What to produce: Everything in the listing should be restated word for word.

Excerpted data:

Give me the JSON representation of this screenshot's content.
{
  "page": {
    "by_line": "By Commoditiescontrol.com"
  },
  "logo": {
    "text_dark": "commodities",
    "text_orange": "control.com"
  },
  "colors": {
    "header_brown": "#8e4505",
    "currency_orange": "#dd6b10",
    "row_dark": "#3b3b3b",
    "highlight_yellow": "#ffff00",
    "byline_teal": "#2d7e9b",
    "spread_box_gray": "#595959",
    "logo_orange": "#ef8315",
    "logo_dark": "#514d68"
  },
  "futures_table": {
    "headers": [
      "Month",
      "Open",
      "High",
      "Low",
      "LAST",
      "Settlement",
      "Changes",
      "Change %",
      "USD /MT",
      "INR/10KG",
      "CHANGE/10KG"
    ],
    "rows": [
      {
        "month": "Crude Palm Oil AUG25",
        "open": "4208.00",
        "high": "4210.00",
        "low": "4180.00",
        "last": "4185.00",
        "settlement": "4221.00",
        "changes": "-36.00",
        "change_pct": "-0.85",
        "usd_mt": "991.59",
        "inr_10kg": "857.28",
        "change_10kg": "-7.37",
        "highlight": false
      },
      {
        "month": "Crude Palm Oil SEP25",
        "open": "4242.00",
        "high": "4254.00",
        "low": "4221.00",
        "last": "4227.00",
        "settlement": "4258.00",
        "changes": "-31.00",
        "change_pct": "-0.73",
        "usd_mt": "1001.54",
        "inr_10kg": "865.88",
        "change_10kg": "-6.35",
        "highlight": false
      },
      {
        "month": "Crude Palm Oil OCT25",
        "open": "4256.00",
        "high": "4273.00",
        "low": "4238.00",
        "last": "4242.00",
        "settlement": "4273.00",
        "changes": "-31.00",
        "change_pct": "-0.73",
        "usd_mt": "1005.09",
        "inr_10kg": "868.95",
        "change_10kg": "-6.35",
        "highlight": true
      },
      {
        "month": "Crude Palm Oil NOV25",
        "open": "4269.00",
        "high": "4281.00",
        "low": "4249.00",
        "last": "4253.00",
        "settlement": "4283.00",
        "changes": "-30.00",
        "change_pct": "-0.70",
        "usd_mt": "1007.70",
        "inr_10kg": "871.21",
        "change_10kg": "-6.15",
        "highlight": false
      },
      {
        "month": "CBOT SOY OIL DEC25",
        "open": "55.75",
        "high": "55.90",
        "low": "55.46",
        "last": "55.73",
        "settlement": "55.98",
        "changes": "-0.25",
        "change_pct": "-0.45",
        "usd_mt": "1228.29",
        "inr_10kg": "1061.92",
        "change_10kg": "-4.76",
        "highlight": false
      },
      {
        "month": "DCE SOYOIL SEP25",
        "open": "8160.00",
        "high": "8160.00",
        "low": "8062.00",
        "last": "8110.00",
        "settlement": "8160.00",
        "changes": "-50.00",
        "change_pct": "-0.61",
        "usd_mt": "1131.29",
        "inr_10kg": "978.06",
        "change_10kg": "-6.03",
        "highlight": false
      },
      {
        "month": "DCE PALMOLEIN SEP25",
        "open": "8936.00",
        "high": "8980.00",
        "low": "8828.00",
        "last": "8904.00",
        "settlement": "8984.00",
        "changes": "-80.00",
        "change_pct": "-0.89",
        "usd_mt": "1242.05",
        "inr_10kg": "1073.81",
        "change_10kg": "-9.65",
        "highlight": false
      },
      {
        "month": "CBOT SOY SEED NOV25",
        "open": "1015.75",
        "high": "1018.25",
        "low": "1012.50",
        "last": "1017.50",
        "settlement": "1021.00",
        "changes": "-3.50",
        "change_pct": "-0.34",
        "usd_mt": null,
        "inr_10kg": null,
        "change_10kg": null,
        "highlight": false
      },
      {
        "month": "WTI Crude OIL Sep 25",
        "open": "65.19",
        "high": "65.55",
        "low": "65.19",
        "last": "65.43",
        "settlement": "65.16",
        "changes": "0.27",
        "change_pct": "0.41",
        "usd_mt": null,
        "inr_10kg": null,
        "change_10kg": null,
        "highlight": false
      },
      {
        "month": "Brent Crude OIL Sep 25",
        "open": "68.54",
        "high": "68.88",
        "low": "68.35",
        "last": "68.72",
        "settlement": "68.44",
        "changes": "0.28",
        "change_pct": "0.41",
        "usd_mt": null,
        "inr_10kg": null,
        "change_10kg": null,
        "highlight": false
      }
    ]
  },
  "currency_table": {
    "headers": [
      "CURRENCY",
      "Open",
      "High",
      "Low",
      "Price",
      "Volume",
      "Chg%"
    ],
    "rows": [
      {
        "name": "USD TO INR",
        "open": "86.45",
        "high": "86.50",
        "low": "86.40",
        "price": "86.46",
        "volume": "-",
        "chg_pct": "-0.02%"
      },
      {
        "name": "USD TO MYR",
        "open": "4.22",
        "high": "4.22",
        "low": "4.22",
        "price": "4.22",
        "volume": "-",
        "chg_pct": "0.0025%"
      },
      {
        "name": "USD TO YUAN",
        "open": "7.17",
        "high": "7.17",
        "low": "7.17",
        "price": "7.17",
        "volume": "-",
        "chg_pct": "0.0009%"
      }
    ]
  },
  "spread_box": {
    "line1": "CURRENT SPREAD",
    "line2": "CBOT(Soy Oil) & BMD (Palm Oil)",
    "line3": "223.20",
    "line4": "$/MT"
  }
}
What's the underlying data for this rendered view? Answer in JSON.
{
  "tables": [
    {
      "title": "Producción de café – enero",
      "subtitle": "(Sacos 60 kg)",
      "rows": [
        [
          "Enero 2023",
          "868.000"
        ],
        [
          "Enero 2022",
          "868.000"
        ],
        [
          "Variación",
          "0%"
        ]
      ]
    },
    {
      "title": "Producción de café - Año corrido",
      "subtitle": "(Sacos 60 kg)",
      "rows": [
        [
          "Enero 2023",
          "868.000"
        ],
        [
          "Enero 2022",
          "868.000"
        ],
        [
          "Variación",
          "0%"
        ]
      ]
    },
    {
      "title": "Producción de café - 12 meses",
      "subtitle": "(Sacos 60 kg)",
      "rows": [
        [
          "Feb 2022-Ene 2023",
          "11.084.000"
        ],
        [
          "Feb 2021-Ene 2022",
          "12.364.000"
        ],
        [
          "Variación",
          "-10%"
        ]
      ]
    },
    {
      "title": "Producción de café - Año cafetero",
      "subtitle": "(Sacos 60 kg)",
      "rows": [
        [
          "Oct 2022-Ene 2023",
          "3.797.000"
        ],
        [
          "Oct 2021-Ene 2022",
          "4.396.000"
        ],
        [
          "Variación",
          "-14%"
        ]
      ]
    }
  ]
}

Finished task:
Give me the JSON representation of this screenshot's content.
{
  "page": {
    "by_line": "By Commoditiescontrol.com"
  },
  "logo": {
    "text_dark": "commodities",
    "text_orange": "control.com"
  },
  "colors": {
    "header_brown": "#8e4505",
    "currency_orange": "#dd6b10",
    "row_dark": "#3b3b3b",
    "highlight_yellow": "#ffff00",
    "byline_teal": "#2d7e9b",
    "spread_box_gray": "#595959",
    "logo_orange": "#ef8315",
    "logo_dark": "#514d68"
  },
  "futures_table": {
    "headers": [
      "Month",
      "Open",
      "High",
      "Low",
      "LAST",
      "Settlement",
      "Changes",
      "Change %",
      "USD /MT",
      "INR/10KG",
      "CHANGE/10KG"
    ],
    "rows": [
      {
        "month": "Crude Palm Oil AUG25",
        "open": "4208.00",
        "high": "4210.00",
        "low": "4180.00",
        "last": "4185.00",
        "settlement": "4221.00",
        "changes": "-36.00",
        "change_pct": "-0.85",
        "usd_mt": "991.59",
        "inr_10kg": "857.28",
        "change_10kg": "-7.37",
        "highlight": false
      },
      {
        "month": "Crude Palm Oil SEP25",
        "open": "4242.00",
        "high": "4254.00",
        "low": "4221.00",
        "last": "4227.00",
        "settlement": "4258.00",
        "changes": "-31.00",
        "change_pct": "-0.73",
        "usd_mt": "1001.54",
        "inr_10kg": "865.88",
        "change_10kg": "-6.35",
        "highlight": false
      },
      {
        "month": "Crude Palm Oil OCT25",
        "open": "4256.00",
        "high": "4273.00",
        "low": "4238.00",
        "last": "4242.00",
        "settlement": "4273.00",
        "changes": "-31.00",
        "change_pct": "-0.73",
        "usd_mt": "1005.09",
        "inr_10kg": "868.95",
        "change_10kg": "-6.35",
        "highlight": true
      },
      {
        "month": "Crude Palm Oil NOV25",
        "open": "4269.00",
        "high": "4281.00",
        "low": "4249.00",
        "last": "4253.00",
        "settlement": "4283.00",
        "changes": "-30.00",
        "change_pct": "-0.70",
        "usd_mt": "1007.70",
        "inr_10kg": "871.21",
        "change_10kg": "-6.15",
        "highlight": false
      },
      {
        "month": "CBOT SOY OIL DEC25",
        "open": "55.75",
        "high": "55.90",
        "low": "55.46",
        "last": "55.73",
        "settlement": "55.98",
        "changes": "-0.25",
        "change_pct": "-0.45",
        "usd_mt": "1228.29",
        "inr_10kg": "1061.92",
        "change_10kg": "-4.76",
        "highlight": false
      },
      {
        "month": "DCE SOYOIL SEP25",
        "open": "8160.00",
        "high": "8160.00",
        "low": "8062.00",
        "last": "8110.00",
        "settlement": "8160.00",
        "changes": "-50.00",
        "change_pct": "-0.61",
        "usd_mt": "1131.29",
        "inr_10kg": "978.06",
        "change_10kg": "-6.03",
        "highlight": false
      },
      {
        "month": "DCE PALMOLEIN SEP25",
        "open": "8936.00",
        "high": "8980.00",
        "low": "8828.00",
        "last": "8904.00",
        "settlement": "8984.00",
        "changes": "-80.00",
        "change_pct": "-0.89",
        "usd_mt": "1242.05",
        "inr_10kg": "1073.81",
        "change_10kg": "-9.65",
        "highlight": false
      },
      {
        "month": "CBOT SOY SEED NOV25",
        "open": "1015.75",
        "high": "1018.25",
        "low": "1012.50",
        "last": "1017.50",
        "settlement": "1021.00",
        "changes": "-3.50",
        "change_pct": "-0.34",
        "usd_mt": null,
        "inr_10kg": null,
        "change_10kg": null,
        "highlight": false
      },
      {
        "month": "WTI Crude OIL Sep 25",
        "open": "65.19",
        "high": "65.55",
        "low": "65.19",
        "last": "65.43",
        "settlement": "65.16",
        "changes": "0.27",
        "change_pct": "0.41",
        "usd_mt": null,
        "inr_10kg": null,
        "change_10kg": null,
        "highlight": false
      },
      {
        "month": "Brent Crude OIL Sep 25",
        "open": "68.54",
        "high": "68.88",
        "low": "68.35",
        "last": "68.72",
        "settlement": "68.44",
        "changes": "0.28",
        "change_pct": "0.41",
        "usd_mt": null,
        "inr_10kg": null,
        "change_10kg": null,
        "highlight": false
      }
    ]
  },
  "currency_table": {
    "headers": [
      "CURRENCY",
      "Open",
      "High",
      "Low",
      "Price",
      "Volume",
      "Chg%"
    ],
    "rows": [
      {
        "name": "USD TO INR",
        "open": "86.45",
        "high": "86.50",
        "low": "86.40",
        "price": "86.46",
        "volume": "-",
        "chg_pct": "-0.02%"
      },
      {
        "name": "USD TO MYR",
        "open": "4.22",
        "high": "4.22",
        "low": "4.22",
        "price": "4.22",
        "volume": "-",
        "chg_pct": "0.0025%"
      },
      {
        "name": "USD TO YUAN",
        "open": "7.17",
        "high": "7.17",
        "low": "7.17",
        "price": "7.17",
        "volume": "-",
        "chg_pct": "0.0009%"
      }
    ]
  },
  "spread_box": {
    "line1": "CURRENT SPREAD",
    "line2": "CBOT(Soy Oil) & BMD (Palm Oil)",
    "line3": "223.20",
    "line4": "$/MT"
  }
}
What's the underlying data for this rendered view? Answer in JSON.
{
  "tables": [
    {
      "title": "Producción de café – enero",
      "subtitle": "(Sacos 60 kg)",
      "rows": [
        [
          "Enero 2023",
          "868.000"
        ],
        [
          "Enero 2022",
          "868.000"
        ],
        [
          "Variación",
          "0%"
        ]
      ]
    },
    {
      "title": "Producción de café - Año corrido",
      "subtitle": "(Sacos 60 kg)",
      "rows": [
        [
          "Enero 2023",
          "868.000"
        ],
        [
          "Enero 2022",
          "868.000"
        ],
        [
          "Variación",
          "0%"
        ]
      ]
    },
    {
      "title": "Producción de café - 12 meses",
      "subtitle": "(Sacos 60 kg)",
      "rows": [
        [
          "Feb 2022-Ene 2023",
          "11.084.000"
        ],
        [
          "Feb 2021-Ene 2022",
          "12.364.000"
        ],
        [
          "Variación",
          "-10%"
        ]
      ]
    },
    {
      "title": "Producción de café - Año cafetero",
      "subtitle": "(Sacos 60 kg)",
      "rows": [
        [
          "Oct 2022-Ene 2023",
          "3.797.000"
        ],
        [
          "Oct 2021-Ene 2022",
          "4.396.000"
        ],
        [
          "Variación",
          "-14%"
        ]
      ]
    }
  ]
}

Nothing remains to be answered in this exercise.